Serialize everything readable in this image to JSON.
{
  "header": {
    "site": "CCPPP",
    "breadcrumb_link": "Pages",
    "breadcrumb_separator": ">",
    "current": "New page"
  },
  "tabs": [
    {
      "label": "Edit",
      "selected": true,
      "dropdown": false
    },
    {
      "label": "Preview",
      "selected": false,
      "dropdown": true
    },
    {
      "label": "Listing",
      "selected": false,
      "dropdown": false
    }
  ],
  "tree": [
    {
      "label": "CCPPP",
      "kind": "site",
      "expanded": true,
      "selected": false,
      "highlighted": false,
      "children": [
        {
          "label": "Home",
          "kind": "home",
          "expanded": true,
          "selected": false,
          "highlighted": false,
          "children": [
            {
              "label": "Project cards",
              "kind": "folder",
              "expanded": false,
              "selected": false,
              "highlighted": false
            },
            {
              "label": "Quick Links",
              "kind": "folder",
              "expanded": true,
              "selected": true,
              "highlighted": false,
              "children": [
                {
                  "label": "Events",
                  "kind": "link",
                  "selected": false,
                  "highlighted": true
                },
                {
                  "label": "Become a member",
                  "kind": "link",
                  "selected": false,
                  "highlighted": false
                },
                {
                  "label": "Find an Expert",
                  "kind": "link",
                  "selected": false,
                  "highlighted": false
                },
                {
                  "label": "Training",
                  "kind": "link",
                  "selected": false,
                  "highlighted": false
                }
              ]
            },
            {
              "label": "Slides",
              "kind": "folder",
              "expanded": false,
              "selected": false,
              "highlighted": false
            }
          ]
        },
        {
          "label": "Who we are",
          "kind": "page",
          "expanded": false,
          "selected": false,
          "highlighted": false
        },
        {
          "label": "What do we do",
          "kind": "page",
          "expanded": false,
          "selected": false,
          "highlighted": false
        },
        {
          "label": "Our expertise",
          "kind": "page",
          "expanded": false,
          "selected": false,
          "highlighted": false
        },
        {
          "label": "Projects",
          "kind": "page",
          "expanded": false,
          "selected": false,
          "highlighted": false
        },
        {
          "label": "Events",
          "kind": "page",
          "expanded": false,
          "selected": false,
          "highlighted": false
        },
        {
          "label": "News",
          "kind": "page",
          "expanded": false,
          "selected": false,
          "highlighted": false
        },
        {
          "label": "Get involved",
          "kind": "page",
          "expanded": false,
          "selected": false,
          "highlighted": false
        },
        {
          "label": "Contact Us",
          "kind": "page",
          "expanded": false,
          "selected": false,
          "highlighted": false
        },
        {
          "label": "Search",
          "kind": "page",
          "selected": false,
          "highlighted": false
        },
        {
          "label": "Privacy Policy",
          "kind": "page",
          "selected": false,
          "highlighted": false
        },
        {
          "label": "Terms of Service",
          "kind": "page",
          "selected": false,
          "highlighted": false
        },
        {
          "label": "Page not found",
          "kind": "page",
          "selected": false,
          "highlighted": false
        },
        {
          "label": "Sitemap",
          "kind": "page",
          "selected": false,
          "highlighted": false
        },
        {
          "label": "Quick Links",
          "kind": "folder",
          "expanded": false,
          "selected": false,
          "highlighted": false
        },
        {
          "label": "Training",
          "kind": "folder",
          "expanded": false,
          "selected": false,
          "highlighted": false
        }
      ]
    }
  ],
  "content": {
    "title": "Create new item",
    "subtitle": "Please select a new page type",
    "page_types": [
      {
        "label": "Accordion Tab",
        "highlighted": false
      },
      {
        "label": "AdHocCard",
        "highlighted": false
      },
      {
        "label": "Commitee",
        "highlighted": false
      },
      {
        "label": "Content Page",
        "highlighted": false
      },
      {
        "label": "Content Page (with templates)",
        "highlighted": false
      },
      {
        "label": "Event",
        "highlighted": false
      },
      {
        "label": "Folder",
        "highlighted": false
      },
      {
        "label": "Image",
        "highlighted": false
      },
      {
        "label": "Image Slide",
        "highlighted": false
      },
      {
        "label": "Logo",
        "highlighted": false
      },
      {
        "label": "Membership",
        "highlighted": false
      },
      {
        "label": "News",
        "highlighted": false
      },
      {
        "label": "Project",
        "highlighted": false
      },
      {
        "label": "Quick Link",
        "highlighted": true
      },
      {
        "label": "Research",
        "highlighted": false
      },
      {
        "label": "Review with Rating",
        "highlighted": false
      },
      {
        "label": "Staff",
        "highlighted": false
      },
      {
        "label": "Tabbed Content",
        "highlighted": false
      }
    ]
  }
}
::::::
» Task description: Return the listing above word for word.

» Response to the exercise:
Serialize everything readable in this image to JSON.
{
  "header": {
    "site": "CCPPP",
    "breadcrumb_link": "Pages",
    "breadcrumb_separator": ">",
    "current": "New page"
  },
  "tabs": [
    {
      "label": "Edit",
      "selected": true,
      "dropdown": false
    },
    {
      "label": "Preview",
      "selected": false,
      "dropdown": true
    },
    {
      "label": "Listing",
      "selected": false,
      "dropdown": false
    }
  ],
  "tree": [
    {
      "label": "CCPPP",
      "kind": "site",
      "expanded": true,
      "selected": false,
      "highlighted": false,
      "children": [
        {
          "label": "Home",
          "kind": "home",
          "expanded": true,
          "selected": false,
          "highlighted": false,
          "children": [
            {
              "label": "Project cards",
              "kind": "folder",
              "expanded": false,
              "selected": false,
              "highlighted": false
            },
            {
              "label": "Quick Links",
              "kind": "folder",
              "expanded": true,
              "selected": true,
              "highlighted": false,
              "children": [
                {
                  "label": "Events",
                  "kind": "link",
                  "selected": false,
                  "highlighted": true
                },
                {
                  "label": "Become a member",
                  "kind": "link",
                  "selected": false,
                  "highlighted": false
                },
                {
                  "label": "Find an Expert",
                  "kind": "link",
                  "selected": false,
                  "highlighted": false
                },
                {
                  "label": "Training",
                  "kind": "link",
                  "selected": false,
                  "highlighted": false
                }
              ]
            },
            {
              "label": "Slides",
              "kind": "folder",
              "expanded": false,
              "selected": false,
              "highlighted": false
            }
          ]
        },
        {
          "label": "Who we are",
          "kind": "page",
          "expanded": false,
          "selected": false,
          "highlighted": false
        },
        {
          "label": "What do we do",
          "kind": "page",
          "expanded": false,
          "selected": false,
          "highlighted": false
        },
        {
          "label": "Our expertise",
          "kind": "page",
          "expanded": false,
          "selected": false,
          "highlighted": false
        },
        {
          "label": "Projects",
          "kind": "page",
          "expanded": false,
          "selected": false,
          "highlighted": false
        },
        {
          "label": "Events",
          "kind": "page",
          "expanded": false,
          "selected": false,
          "highlighted": false
        },
        {
          "label": "News",
          "kind": "page",
          "expanded": false,
          "selected": false,
          "highlighted": false
        },
        {
          "label": "Get involved",
          "kind": "page",
          "expanded": false,
          "selected": false,
          "highlighted": false
        },
        {
          "label": "Contact Us",
          "kind": "page",
          "expanded": false,
          "selected": false,
          "highlighted": false
        },
        {
          "label": "Search",
          "kind": "page",
          "selected": false,
          "highlighted": false
        },
        {
          "label": "Privacy Policy",
          "kind": "page",
          "selected": false,
          "highlighted": false
        },
        {
          "label": "Terms of Service",
          "kind": "page",
          "selected": false,
          "highlighted": false
        },
        {
          "label": "Page not found",
          "kind": "page",
          "selected": false,
          "highlighted": false
        },
        {
          "label": "Sitemap",
          "kind": "page",
          "selected": false,
          "highlighted": false
        },
        {
          "label": "Quick Links",
          "kind": "folder",
          "expanded": false,
          "selected": false,
          "highlighted": false
        },
        {
          "label": "Training",
          "kind": "folder",
          "expanded": false,
          "selected": false,
          "highlighted": false
        }
      ]
    }
  ],
  "content": {
    "title": "Create new item",
    "subtitle": "Please select a new page type",
    "page_types": [
      {
        "label": "Accordion Tab",
        "highlighted": false
      },
      {
        "label": "AdHocCard",
        "highlighted": false
      },
      {
        "label": "Commitee",
        "highlighted": false
      },
      {
        "label": "Content Page",
        "highlighted": false
      },
      {
        "label": "Content Page (with templates)",
        "highlighted": false
      },
      {
        "label": "Event",
        "highlighted": false
      },
      {
        "label": "Folder",
        "highlighted": false
      },
      {
        "label": "Image",
        "highlighted": false
      },
      {
        "label": "Image Slide",
        "highlighted": false
      },
      {
        "label": "Logo",
        "highlighted": false
      },
      {
        "label": "Membership",
        "highlighted": false
      },
      {
        "label": "News",
        "highlighted": false
      },
      {
        "label": "Project",
        "highlighted": false
      },
      {
        "label": "Quick Link",
        "highlighted": true
      },
      {
        "label": "Research",
        "highlighted": false
      },
      {
        "label": "Review with Rating",
        "highlighted": false
      },
      {
        "label": "Staff",
        "highlighted": false
      },
      {
        "label": "Tabbed Content",
        "highlighted": false
      }
    ]
  }
}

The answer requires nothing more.